• Input rows
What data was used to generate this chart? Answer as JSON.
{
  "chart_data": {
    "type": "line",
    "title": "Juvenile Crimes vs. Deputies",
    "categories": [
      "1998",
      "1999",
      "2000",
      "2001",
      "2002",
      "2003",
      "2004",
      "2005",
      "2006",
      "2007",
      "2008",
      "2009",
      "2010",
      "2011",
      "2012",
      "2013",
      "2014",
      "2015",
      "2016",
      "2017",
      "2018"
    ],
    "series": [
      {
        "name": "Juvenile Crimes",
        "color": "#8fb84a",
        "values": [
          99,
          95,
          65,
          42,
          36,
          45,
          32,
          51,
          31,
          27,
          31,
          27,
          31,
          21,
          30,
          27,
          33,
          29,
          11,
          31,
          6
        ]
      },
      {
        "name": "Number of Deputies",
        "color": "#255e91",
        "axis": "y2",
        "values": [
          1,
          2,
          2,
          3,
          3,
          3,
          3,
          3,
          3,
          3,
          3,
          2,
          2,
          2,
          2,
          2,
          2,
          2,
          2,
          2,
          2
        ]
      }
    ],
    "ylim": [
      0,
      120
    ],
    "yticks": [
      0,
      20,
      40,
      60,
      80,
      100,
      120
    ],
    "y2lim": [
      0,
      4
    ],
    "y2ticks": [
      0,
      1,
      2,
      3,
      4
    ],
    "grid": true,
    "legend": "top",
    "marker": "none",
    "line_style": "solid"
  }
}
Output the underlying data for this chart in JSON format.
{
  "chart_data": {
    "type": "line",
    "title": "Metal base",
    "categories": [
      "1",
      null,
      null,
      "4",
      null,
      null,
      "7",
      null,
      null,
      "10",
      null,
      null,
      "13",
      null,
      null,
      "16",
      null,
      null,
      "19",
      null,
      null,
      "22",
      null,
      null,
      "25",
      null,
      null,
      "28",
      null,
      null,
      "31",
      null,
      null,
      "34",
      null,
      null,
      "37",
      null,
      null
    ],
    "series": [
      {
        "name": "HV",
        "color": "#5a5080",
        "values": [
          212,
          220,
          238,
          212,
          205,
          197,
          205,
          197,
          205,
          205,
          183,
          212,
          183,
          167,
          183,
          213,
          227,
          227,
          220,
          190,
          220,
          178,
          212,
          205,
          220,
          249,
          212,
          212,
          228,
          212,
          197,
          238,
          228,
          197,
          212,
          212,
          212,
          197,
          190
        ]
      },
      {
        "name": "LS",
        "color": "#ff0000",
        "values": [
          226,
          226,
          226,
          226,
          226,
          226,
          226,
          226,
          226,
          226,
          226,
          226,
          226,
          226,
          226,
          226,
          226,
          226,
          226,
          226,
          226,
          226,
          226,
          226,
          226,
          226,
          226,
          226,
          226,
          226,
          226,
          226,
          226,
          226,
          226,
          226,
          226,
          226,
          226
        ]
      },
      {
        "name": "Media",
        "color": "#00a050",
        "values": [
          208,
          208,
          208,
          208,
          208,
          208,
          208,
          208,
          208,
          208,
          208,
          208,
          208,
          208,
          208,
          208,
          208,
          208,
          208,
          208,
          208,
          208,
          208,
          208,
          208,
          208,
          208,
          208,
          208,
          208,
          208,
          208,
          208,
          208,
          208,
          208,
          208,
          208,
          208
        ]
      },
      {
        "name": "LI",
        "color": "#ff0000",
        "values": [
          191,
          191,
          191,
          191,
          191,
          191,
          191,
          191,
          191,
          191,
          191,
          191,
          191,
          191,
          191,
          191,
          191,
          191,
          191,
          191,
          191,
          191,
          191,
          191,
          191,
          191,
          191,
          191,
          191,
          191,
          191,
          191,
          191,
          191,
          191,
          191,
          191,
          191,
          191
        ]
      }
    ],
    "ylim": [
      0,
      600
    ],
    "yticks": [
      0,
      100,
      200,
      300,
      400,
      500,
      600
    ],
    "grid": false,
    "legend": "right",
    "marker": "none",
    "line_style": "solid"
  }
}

• Exercise objective
Write out every entry verbatim.

• Exercise solution
What data was used to generate this chart? Answer as JSON.
{
  "chart_data": {
    "type": "line",
    "title": "Juvenile Crimes vs. Deputies",
    "categories": [
      "1998",
      "1999",
      "2000",
      "2001",
      "2002",
      "2003",
      "2004",
      "2005",
      "2006",
      "2007",
      "2008",
      "2009",
      "2010",
      "2011",
      "2012",
      "2013",
      "2014",
      "2015",
      "2016",
      "2017",
      "2018"
    ],
    "series": [
      {
        "name": "Juvenile Crimes",
        "color": "#8fb84a",
        "values": [
          99,
          95,
          65,
          42,
          36,
          45,
          32,
          51,
          31,
          27,
          31,
          27,
          31,
          21,
          30,
          27,
          33,
          29,
          11,
          31,
          6
        ]
      },
      {
        "name": "Number of Deputies",
        "color": "#255e91",
        "axis": "y2",
        "values": [
          1,
          2,
          2,
          3,
          3,
          3,
          3,
          3,
          3,
          3,
          3,
          2,
          2,
          2,
          2,
          2,
          2,
          2,
          2,
          2,
          2
        ]
      }
    ],
    "ylim": [
      0,
      120
    ],
    "yticks": [
      0,
      20,
      40,
      60,
      80,
      100,
      120
    ],
    "y2lim": [
      0,
      4
    ],
    "y2ticks": [
      0,
      1,
      2,
      3,
      4
    ],
    "grid": true,
    "legend": "top",
    "marker": "none",
    "line_style": "solid"
  }
}
Output the underlying data for this chart in JSON format.
{
  "chart_data": {
    "type": "line",
    "title": "Metal base",
    "categories": [
      "1",
      null,
      null,
      "4",
      null,
      null,
      "7",
      null,
      null,
      "10",
      null,
      null,
      "13",
      null,
      null,
      "16",
      null,
      null,
      "19",
      null,
      null,
      "22",
      null,
      null,
      "25",
      null,
      null,
      "28",
      null,
      null,
      "31",
      null,
      null,
      "34",
      null,
      null,
      "37",
      null,
      null
    ],
    "series": [
      {
        "name": "HV",
        "color": "#5a5080",
        "values": [
          212,
          220,
          238,
          212,
          205,
          197,
          205,
          197,
          205,
          205,
          183,
          212,
          183,
          167,
          183,
          213,
          227,
          227,
          220,
          190,
          220,
          178,
          212,
          205,
          220,
          249,
          212,
          212,
          228,
          212,
          197,
          238,
          228,
          197,
          212,
          212,
          212,
          197,
          190
        ]
      },
      {
        "name": "LS",
        "color": "#ff0000",
        "values": [
          226,
          226,
          226,
          226,
          226,
          226,
          226,
          226,
          226,
          226,
          226,
          226,
          226,
          226,
          226,
          226,
          226,
          226,
          226,
          226,
          226,
          226,
          226,
          226,
          226,
          226,
          226,
          226,
          226,
          226,
          226,
          226,
          226,
          226,
          226,
          226,
          226,
          226,
          226
        ]
      },
      {
        "name": "Media",
        "color": "#00a050",
        "values": [
          208,
          208,
          208,
          208,
          208,
          208,
          208,
          208,
          208,
          208,
          208,
          208,
          208,
          208,
          208,
          208,
          208,
          208,
          208,
          208,
          208,
          208,
          208,
          208,
          208,
          208,
          208,
          208,
          208,
          208,
          208,
          208,
          208,
          208,
          208,
          208,
          208,
          208,
          208
        ]
      },
      {
        "name": "LI",
        "color": "#ff0000",
        "values": [
          191,
          191,
          191,
          191,
          191,
          191,
          191,
          191,
          191,
          191,
          191,
          191,
          191,
          191,
          191,
          191,
          191,
          191,
          191,
          191,
          191,
          191,
          191,
          191,
          191,
          191,
          191,
          191,
          191,
          191,
          191,
          191,
          191,
          191,
          191,
          191,
          191,
          191,
          191
        ]
      }
    ],
    "ylim": [
      0,
      600
    ],
    "yticks": [
      0,
      100,
      200,
      300,
      400,
      500,
      600
    ],
    "grid": false,
    "legend": "right",
    "marker": "none",
    "line_style": "solid"
  }
}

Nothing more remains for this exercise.